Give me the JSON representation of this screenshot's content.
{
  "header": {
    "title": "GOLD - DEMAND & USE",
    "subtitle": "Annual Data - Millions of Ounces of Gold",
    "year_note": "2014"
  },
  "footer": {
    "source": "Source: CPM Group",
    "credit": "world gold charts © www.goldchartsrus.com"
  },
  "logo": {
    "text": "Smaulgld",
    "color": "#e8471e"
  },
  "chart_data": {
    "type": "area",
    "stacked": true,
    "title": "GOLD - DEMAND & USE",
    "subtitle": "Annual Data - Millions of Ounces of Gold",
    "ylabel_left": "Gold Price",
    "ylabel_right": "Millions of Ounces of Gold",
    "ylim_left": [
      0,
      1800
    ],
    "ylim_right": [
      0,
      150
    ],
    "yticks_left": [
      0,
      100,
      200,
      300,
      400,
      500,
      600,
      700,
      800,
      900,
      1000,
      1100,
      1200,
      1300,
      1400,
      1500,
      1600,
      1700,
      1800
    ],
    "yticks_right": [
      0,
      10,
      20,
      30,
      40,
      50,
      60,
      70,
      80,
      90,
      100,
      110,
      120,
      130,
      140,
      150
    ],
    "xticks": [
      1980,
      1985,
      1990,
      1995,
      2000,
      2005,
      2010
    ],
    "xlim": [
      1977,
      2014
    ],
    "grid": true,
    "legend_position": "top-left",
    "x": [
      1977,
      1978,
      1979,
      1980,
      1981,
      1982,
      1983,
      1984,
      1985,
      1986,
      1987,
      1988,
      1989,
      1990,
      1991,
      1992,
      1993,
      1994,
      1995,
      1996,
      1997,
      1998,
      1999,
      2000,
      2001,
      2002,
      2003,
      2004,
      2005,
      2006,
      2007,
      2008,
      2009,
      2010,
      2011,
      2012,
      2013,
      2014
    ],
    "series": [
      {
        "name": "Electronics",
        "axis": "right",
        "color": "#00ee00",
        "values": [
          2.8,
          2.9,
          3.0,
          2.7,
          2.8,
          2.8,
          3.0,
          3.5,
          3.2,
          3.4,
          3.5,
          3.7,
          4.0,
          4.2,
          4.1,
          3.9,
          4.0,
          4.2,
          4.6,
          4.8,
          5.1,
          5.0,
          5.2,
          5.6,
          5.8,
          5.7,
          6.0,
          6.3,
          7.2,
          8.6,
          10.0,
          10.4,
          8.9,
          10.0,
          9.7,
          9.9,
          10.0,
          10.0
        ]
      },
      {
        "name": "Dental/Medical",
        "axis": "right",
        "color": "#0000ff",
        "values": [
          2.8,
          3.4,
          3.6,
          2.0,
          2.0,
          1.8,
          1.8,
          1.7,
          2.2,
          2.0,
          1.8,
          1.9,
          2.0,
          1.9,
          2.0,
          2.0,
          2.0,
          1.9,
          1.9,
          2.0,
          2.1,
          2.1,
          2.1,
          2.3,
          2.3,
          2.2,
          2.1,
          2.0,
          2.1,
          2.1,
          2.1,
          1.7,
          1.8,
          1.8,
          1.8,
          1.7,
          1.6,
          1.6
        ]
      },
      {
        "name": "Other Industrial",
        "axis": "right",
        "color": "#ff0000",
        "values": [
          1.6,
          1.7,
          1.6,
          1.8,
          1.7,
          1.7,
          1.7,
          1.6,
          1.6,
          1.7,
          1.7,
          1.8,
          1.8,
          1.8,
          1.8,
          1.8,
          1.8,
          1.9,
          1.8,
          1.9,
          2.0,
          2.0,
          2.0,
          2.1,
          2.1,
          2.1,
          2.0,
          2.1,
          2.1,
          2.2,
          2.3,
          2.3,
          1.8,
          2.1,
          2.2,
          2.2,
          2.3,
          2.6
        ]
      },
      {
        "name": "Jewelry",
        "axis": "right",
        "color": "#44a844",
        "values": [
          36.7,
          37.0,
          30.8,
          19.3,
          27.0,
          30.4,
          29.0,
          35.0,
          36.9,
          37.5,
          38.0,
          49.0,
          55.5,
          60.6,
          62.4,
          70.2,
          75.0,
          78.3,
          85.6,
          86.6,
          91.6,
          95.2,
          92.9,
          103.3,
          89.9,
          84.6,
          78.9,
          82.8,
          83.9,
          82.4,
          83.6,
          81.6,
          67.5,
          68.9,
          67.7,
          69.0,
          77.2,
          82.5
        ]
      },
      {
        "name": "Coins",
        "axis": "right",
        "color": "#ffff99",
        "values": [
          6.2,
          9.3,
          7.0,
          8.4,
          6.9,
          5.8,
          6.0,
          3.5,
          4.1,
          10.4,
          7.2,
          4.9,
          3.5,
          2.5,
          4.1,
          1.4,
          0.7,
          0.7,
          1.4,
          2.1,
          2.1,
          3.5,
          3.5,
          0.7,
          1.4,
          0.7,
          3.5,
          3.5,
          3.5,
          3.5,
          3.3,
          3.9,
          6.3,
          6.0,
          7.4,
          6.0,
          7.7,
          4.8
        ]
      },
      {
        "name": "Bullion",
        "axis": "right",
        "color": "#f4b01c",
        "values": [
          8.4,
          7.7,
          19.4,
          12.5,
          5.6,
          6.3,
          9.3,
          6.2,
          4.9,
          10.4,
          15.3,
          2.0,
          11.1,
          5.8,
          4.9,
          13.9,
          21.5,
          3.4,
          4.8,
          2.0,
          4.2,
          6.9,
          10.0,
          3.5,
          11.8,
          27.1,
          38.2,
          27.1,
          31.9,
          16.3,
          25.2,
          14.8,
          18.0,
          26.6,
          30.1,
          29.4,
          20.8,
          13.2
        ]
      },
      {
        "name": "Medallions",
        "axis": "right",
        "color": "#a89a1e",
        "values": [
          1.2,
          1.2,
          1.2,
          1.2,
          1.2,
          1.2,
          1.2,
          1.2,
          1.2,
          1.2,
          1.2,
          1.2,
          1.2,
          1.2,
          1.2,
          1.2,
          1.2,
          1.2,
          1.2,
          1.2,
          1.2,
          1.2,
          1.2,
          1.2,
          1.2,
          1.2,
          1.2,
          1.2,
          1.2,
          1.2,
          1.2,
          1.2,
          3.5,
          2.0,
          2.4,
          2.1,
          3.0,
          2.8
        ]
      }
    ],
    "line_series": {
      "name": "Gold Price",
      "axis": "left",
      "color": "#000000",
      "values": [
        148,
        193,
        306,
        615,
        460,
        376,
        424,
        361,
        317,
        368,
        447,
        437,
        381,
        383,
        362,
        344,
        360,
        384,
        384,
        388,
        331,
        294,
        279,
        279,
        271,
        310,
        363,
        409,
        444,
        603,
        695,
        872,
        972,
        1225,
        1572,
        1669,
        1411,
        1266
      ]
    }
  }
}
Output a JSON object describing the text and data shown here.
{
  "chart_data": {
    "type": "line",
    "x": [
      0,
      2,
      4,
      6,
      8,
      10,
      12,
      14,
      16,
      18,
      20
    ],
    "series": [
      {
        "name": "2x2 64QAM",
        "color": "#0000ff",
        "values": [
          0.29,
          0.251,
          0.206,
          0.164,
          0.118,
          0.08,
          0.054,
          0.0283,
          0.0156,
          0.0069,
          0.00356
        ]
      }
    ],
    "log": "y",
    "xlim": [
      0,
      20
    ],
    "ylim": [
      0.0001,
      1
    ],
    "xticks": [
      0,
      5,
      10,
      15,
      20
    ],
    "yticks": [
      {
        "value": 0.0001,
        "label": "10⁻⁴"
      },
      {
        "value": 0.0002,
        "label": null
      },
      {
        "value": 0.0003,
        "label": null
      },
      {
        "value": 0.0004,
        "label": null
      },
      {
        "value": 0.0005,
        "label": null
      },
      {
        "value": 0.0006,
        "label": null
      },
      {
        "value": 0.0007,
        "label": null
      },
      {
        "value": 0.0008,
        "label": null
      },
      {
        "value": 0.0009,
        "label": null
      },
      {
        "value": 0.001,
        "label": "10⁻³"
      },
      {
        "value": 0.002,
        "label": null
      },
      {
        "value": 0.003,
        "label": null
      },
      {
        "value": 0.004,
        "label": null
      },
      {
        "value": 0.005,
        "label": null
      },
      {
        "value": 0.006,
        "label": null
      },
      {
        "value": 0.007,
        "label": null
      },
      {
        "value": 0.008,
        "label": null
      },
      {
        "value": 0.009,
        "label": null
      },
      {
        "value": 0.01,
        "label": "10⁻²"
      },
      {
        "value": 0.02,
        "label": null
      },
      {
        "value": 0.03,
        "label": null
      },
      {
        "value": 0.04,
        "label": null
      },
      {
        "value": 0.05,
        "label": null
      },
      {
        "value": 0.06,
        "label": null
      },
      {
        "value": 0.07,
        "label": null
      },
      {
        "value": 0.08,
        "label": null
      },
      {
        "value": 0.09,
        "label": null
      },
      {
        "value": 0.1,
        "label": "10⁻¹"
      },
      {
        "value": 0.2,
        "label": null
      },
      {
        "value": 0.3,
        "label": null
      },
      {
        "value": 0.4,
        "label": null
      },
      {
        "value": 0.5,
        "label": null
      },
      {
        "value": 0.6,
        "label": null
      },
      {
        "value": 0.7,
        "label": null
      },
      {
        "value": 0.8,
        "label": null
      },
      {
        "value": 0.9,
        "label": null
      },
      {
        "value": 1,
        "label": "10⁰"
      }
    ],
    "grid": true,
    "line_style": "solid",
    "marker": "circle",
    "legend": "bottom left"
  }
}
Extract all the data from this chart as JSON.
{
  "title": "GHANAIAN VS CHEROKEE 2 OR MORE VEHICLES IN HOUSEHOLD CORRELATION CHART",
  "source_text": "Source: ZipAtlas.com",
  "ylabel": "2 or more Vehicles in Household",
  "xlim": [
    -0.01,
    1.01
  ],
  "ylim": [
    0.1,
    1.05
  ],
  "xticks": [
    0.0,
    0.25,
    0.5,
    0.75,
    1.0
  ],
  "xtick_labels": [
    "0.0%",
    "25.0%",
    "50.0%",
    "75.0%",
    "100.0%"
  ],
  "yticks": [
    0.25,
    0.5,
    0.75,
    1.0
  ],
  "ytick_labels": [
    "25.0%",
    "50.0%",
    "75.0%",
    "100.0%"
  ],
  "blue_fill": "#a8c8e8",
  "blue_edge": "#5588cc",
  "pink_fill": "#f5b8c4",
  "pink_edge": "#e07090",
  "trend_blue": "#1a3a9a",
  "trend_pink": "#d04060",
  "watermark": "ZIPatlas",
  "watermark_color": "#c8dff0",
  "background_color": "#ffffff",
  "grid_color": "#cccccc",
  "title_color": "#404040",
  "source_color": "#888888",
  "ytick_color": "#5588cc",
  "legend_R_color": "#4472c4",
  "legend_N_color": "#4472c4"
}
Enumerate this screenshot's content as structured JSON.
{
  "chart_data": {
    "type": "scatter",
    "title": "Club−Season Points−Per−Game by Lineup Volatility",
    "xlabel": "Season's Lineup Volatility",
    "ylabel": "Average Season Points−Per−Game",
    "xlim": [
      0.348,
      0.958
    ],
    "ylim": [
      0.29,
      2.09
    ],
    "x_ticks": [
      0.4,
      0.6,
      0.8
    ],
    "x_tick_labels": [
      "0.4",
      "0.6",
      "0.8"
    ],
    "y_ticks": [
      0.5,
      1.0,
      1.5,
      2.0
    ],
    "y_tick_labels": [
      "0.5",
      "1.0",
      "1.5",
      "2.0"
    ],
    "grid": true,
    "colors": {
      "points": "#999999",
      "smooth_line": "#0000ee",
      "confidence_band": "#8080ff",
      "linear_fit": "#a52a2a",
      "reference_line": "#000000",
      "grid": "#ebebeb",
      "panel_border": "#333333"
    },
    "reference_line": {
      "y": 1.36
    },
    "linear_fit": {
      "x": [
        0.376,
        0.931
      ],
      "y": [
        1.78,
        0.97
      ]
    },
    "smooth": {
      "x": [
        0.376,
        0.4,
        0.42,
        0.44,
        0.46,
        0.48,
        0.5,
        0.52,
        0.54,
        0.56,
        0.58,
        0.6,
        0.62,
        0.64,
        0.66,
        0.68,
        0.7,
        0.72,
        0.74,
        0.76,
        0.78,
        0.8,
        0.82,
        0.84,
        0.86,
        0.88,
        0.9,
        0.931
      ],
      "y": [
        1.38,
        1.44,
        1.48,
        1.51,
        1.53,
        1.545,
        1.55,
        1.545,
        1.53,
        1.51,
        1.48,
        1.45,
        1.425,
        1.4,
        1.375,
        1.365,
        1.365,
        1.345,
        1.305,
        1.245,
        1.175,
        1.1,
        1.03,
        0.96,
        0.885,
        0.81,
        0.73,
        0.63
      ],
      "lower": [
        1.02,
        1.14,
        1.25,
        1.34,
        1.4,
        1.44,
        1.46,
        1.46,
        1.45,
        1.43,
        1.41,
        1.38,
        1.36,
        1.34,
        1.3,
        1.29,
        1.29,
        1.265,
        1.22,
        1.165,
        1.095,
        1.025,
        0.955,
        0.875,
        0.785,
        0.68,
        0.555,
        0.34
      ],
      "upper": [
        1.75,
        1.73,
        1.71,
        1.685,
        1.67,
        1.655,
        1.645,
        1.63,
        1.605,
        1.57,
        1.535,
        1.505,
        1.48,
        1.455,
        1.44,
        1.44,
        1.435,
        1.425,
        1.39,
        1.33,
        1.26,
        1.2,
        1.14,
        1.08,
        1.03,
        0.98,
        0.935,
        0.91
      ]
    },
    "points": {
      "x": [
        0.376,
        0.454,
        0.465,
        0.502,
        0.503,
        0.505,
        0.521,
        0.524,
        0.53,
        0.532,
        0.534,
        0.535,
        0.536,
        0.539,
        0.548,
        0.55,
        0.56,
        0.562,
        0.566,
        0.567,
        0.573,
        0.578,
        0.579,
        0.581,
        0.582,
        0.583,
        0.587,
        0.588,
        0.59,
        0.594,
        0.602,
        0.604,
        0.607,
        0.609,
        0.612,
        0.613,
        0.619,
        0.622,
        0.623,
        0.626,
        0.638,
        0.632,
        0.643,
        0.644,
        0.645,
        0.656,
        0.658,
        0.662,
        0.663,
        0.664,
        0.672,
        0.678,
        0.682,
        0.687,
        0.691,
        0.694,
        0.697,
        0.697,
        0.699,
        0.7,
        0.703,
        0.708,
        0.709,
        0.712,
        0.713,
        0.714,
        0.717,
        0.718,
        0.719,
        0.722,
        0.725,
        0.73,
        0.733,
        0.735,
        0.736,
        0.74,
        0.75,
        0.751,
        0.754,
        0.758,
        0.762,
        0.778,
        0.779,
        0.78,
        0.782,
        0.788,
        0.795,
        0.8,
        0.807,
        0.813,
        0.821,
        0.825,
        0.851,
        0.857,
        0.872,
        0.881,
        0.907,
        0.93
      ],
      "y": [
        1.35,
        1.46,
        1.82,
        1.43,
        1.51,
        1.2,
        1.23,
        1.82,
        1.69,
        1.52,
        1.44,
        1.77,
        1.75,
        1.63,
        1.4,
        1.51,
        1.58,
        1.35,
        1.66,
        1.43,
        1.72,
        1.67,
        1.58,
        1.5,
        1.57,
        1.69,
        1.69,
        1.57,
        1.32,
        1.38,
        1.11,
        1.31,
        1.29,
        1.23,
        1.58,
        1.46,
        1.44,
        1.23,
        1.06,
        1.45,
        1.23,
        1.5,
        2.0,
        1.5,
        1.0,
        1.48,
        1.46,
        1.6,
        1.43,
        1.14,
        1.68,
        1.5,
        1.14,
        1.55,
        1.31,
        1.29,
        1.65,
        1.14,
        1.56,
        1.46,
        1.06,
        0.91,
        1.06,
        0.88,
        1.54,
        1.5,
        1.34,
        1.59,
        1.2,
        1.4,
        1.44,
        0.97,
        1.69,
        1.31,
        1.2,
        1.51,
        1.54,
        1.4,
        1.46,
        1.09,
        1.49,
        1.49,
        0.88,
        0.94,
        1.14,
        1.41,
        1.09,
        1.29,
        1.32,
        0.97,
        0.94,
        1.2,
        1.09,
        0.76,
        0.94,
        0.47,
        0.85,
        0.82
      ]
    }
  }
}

* * * * * * * * *

▸ Instructions to follow
Give only the number of lines in the data that include the string "JSON".

▸ Worked solution
4